**Given instruction**
The records below must be output exactly, without pictures.

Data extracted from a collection
— BEGIN —

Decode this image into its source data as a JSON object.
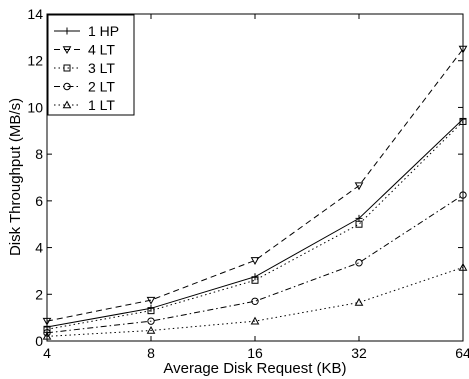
{
  "chart_data": {
    "type": "line",
    "title": "",
    "xlabel": "Average Disk Request (KB)",
    "ylabel": "Disk Throughput (MB/s)",
    "x": [
      4,
      8,
      16,
      32,
      64
    ],
    "x_tick_labels": [
      "4",
      "8",
      "16",
      "32",
      "64"
    ],
    "x_scale": "log2",
    "xlim": [
      4,
      64
    ],
    "ylim": [
      0,
      14
    ],
    "y_ticks": [
      0,
      2,
      4,
      6,
      8,
      10,
      12,
      14
    ],
    "y_tick_labels": [
      "0",
      "2",
      "4",
      "6",
      "8",
      "10",
      "12",
      "14"
    ],
    "grid": false,
    "legend_position": "top-left",
    "series": [
      {
        "name": "1 HP",
        "values": [
          0.6,
          1.4,
          2.75,
          5.25,
          9.5
        ],
        "line_style": "solid",
        "marker": "plus"
      },
      {
        "name": "4 LT",
        "values": [
          0.85,
          1.75,
          3.45,
          6.65,
          12.5
        ],
        "line_style": "dashed",
        "marker": "triangle-down"
      },
      {
        "name": "3 LT",
        "values": [
          0.5,
          1.3,
          2.6,
          5.0,
          9.4
        ],
        "line_style": "dotted",
        "marker": "square"
      },
      {
        "name": "2 LT",
        "values": [
          0.35,
          0.85,
          1.7,
          3.35,
          6.25
        ],
        "line_style": "dashdot",
        "marker": "circle"
      },
      {
        "name": "1 LT",
        "values": [
          0.2,
          0.45,
          0.85,
          1.65,
          3.15
        ],
        "line_style": "dotted",
        "marker": "triangle-up"
      }
    ]
  }
}
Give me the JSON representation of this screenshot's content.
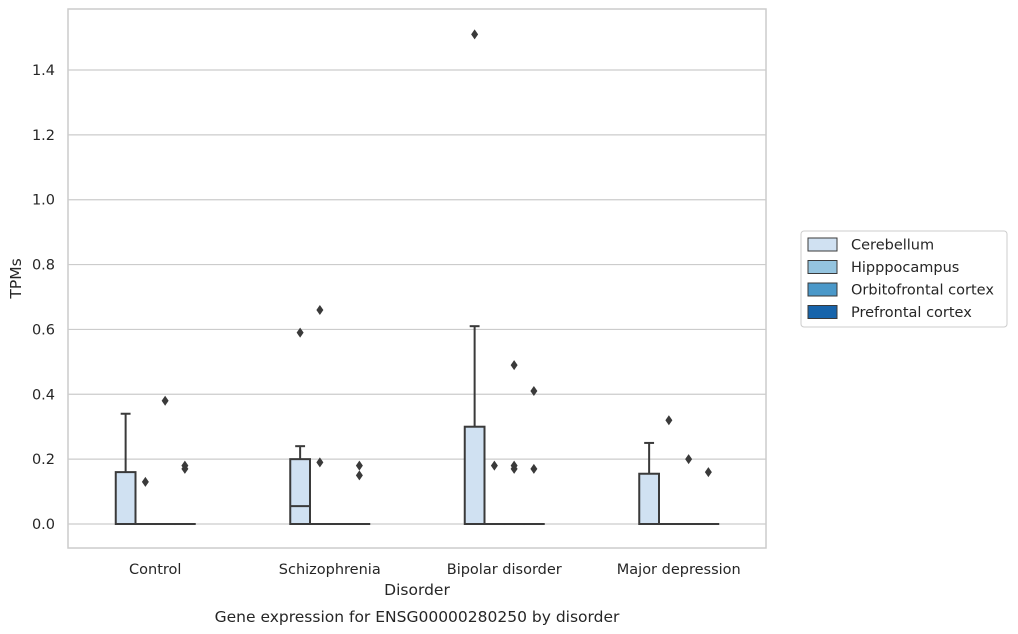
{
  "chart_data": {
    "type": "box",
    "caption": "Gene expression for ENSG00000280250 by disorder",
    "xlabel": "Disorder",
    "ylabel": "TPMs",
    "ylim": [
      -0.075,
      1.55
    ],
    "yticks": [
      0.0,
      0.2,
      0.4,
      0.6,
      0.8,
      1.0,
      1.2,
      1.4
    ],
    "ytick_labels": [
      "0.0",
      "0.2",
      "0.4",
      "0.6",
      "0.8",
      "1.0",
      "1.2",
      "1.4"
    ],
    "grid": "horizontal",
    "legend_position": "right",
    "categories": [
      "Control",
      "Schizophrenia",
      "Bipolar disorder",
      "Major depression"
    ],
    "series": [
      {
        "name": "Cerebellum",
        "color": "#d0e1f2",
        "boxes": [
          {
            "q1": 0,
            "median": 0,
            "q3": 0.16,
            "whisker_low": 0,
            "whisker_high": 0.34,
            "outliers": []
          },
          {
            "q1": 0,
            "median": 0.055,
            "q3": 0.2,
            "whisker_low": 0,
            "whisker_high": 0.24,
            "outliers": [
              0.59
            ]
          },
          {
            "q1": 0,
            "median": 0,
            "q3": 0.3,
            "whisker_low": 0,
            "whisker_high": 0.61,
            "outliers": [
              1.51
            ]
          },
          {
            "q1": 0,
            "median": 0,
            "q3": 0.155,
            "whisker_low": 0,
            "whisker_high": 0.25,
            "outliers": []
          }
        ]
      },
      {
        "name": "Hipppocampus",
        "color": "#94c4df",
        "boxes": [
          {
            "q1": 0,
            "median": 0,
            "q3": 0,
            "whisker_low": 0,
            "whisker_high": 0,
            "outliers": [
              0.13
            ]
          },
          {
            "q1": 0,
            "median": 0,
            "q3": 0,
            "whisker_low": 0,
            "whisker_high": 0,
            "outliers": [
              0.66,
              0.19
            ]
          },
          {
            "q1": 0,
            "median": 0,
            "q3": 0,
            "whisker_low": 0,
            "whisker_high": 0,
            "outliers": [
              0.18
            ]
          },
          {
            "q1": 0,
            "median": 0,
            "q3": 0,
            "whisker_low": 0,
            "whisker_high": 0,
            "outliers": [
              0.32
            ]
          }
        ]
      },
      {
        "name": "Orbitofrontal cortex",
        "color": "#4a98c9",
        "boxes": [
          {
            "q1": 0,
            "median": 0,
            "q3": 0,
            "whisker_low": 0,
            "whisker_high": 0,
            "outliers": [
              0.38
            ]
          },
          {
            "q1": 0,
            "median": 0,
            "q3": 0,
            "whisker_low": 0,
            "whisker_high": 0,
            "outliers": []
          },
          {
            "q1": 0,
            "median": 0,
            "q3": 0,
            "whisker_low": 0,
            "whisker_high": 0,
            "outliers": [
              0.49,
              0.18,
              0.17
            ]
          },
          {
            "q1": 0,
            "median": 0,
            "q3": 0,
            "whisker_low": 0,
            "whisker_high": 0,
            "outliers": [
              0.2
            ]
          }
        ]
      },
      {
        "name": "Prefrontal cortex",
        "color": "#1764ab",
        "boxes": [
          {
            "q1": 0,
            "median": 0,
            "q3": 0,
            "whisker_low": 0,
            "whisker_high": 0,
            "outliers": [
              0.18,
              0.17
            ]
          },
          {
            "q1": 0,
            "median": 0,
            "q3": 0,
            "whisker_low": 0,
            "whisker_high": 0,
            "outliers": [
              0.18,
              0.15
            ]
          },
          {
            "q1": 0,
            "median": 0,
            "q3": 0,
            "whisker_low": 0,
            "whisker_high": 0,
            "outliers": [
              0.41,
              0.17
            ]
          },
          {
            "q1": 0,
            "median": 0,
            "q3": 0,
            "whisker_low": 0,
            "whisker_high": 0,
            "outliers": [
              0.16
            ]
          }
        ]
      }
    ]
  }
}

— END —

**The output**
Decode this image into its source data as a JSON object.
{
  "chart_data": {
    "type": "line",
    "title": "",
    "xlabel": "Average Disk Request (KB)",
    "ylabel": "Disk Throughput (MB/s)",
    "x": [
      4,
      8,
      16,
      32,
      64
    ],
    "x_tick_labels": [
      "4",
      "8",
      "16",
      "32",
      "64"
    ],
    "x_scale": "log2",
    "xlim": [
      4,
      64
    ],
    "ylim": [
      0,
      14
    ],
    "y_ticks": [
      0,
      2,
      4,
      6,
      8,
      10,
      12,
      14
    ],
    "y_tick_labels": [
      "0",
      "2",
      "4",
      "6",
      "8",
      "10",
      "12",
      "14"
    ],
    "grid": false,
    "legend_position": "top-left",
    "series": [
      {
        "name": "1 HP",
        "values": [
          0.6,
          1.4,
          2.75,
          5.25,
          9.5
        ],
        "line_style": "solid",
        "marker": "plus"
      },
      {
        "name": "4 LT",
        "values": [
          0.85,
          1.75,
          3.45,
          6.65,
          12.5
        ],
        "line_style": "dashed",
        "marker": "triangle-down"
      },
      {
        "name": "3 LT",
        "values": [
          0.5,
          1.3,
          2.6,
          5.0,
          9.4
        ],
        "line_style": "dotted",
        "marker": "square"
      },
      {
        "name": "2 LT",
        "values": [
          0.35,
          0.85,
          1.7,
          3.35,
          6.25
        ],
        "line_style": "dashdot",
        "marker": "circle"
      },
      {
        "name": "1 LT",
        "values": [
          0.2,
          0.45,
          0.85,
          1.65,
          3.15
        ],
        "line_style": "dotted",
        "marker": "triangle-up"
      }
    ]
  }
}
Give me the JSON representation of this screenshot's content.
{
  "chart_data": {
    "type": "box",
    "caption": "Gene expression for ENSG00000280250 by disorder",
    "xlabel": "Disorder",
    "ylabel": "TPMs",
    "ylim": [
      -0.075,
      1.55
    ],
    "yticks": [
      0.0,
      0.2,
      0.4,
      0.6,
      0.8,
      1.0,
      1.2,
      1.4
    ],
    "ytick_labels": [
      "0.0",
      "0.2",
      "0.4",
      "0.6",
      "0.8",
      "1.0",
      "1.2",
      "1.4"
    ],
    "grid": "horizontal",
    "legend_position": "right",
    "categories": [
      "Control",
      "Schizophrenia",
      "Bipolar disorder",
      "Major depression"
    ],
    "series": [
      {
        "name": "Cerebellum",
        "color": "#d0e1f2",
        "boxes": [
          {
            "q1": 0,
            "median": 0,
            "q3": 0.16,
            "whisker_low": 0,
            "whisker_high": 0.34,
            "outliers": []
          },
          {
            "q1": 0,
            "median": 0.055,
            "q3": 0.2,
            "whisker_low": 0,
            "whisker_high": 0.24,
            "outliers": [
              0.59
            ]
          },
          {
            "q1": 0,
            "median": 0,
            "q3": 0.3,
            "whisker_low": 0,
            "whisker_high": 0.61,
            "outliers": [
              1.51
            ]
          },
          {
            "q1": 0,
            "median": 0,
            "q3": 0.155,
            "whisker_low": 0,
            "whisker_high": 0.25,
            "outliers": []
          }
        ]
      },
      {
        "name": "Hipppocampus",
        "color": "#94c4df",
        "boxes": [
          {
            "q1": 0,
            "median": 0,
            "q3": 0,
            "whisker_low": 0,
            "whisker_high": 0,
            "outliers": [
              0.13
            ]
          },
          {
            "q1": 0,
            "median": 0,
            "q3": 0,
            "whisker_low": 0,
            "whisker_high": 0,
            "outliers": [
              0.66,
              0.19
            ]
          },
          {
            "q1": 0,
            "median": 0,
            "q3": 0,
            "whisker_low": 0,
            "whisker_high": 0,
            "outliers": [
              0.18
            ]
          },
          {
            "q1": 0,
            "median": 0,
            "q3": 0,
            "whisker_low": 0,
            "whisker_high": 0,
            "outliers": [
              0.32
            ]
          }
        ]
      },
      {
        "name": "Orbitofrontal cortex",
        "color": "#4a98c9",
        "boxes": [
          {
            "q1": 0,
            "median": 0,
            "q3": 0,
            "whisker_low": 0,
            "whisker_high": 0,
            "outliers": [
              0.38
            ]
          },
          {
            "q1": 0,
            "median": 0,
            "q3": 0,
            "whisker_low": 0,
            "whisker_high": 0,
            "outliers": []
          },
          {
            "q1": 0,
            "median": 0,
            "q3": 0,
            "whisker_low": 0,
            "whisker_high": 0,
            "outliers": [
              0.49,
              0.18,
              0.17
            ]
          },
          {
            "q1": 0,
            "median": 0,
            "q3": 0,
            "whisker_low": 0,
            "whisker_high": 0,
            "outliers": [
              0.2
            ]
          }
        ]
      },
      {
        "name": "Prefrontal cortex",
        "color": "#1764ab",
        "boxes": [
          {
            "q1": 0,
            "median": 0,
            "q3": 0,
            "whisker_low": 0,
            "whisker_high": 0,
            "outliers": [
              0.18,
              0.17
            ]
          },
          {
            "q1": 0,
            "median": 0,
            "q3": 0,
            "whisker_low": 0,
            "whisker_high": 0,
            "outliers": [
              0.18,
              0.15
            ]
          },
          {
            "q1": 0,
            "median": 0,
            "q3": 0,
            "whisker_low": 0,
            "whisker_high": 0,
            "outliers": [
              0.41,
              0.17
            ]
          },
          {
            "q1": 0,
            "median": 0,
            "q3": 0,
            "whisker_low": 0,
            "whisker_high": 0,
            "outliers": [
              0.16
            ]
          }
        ]
      }
    ]
  }
}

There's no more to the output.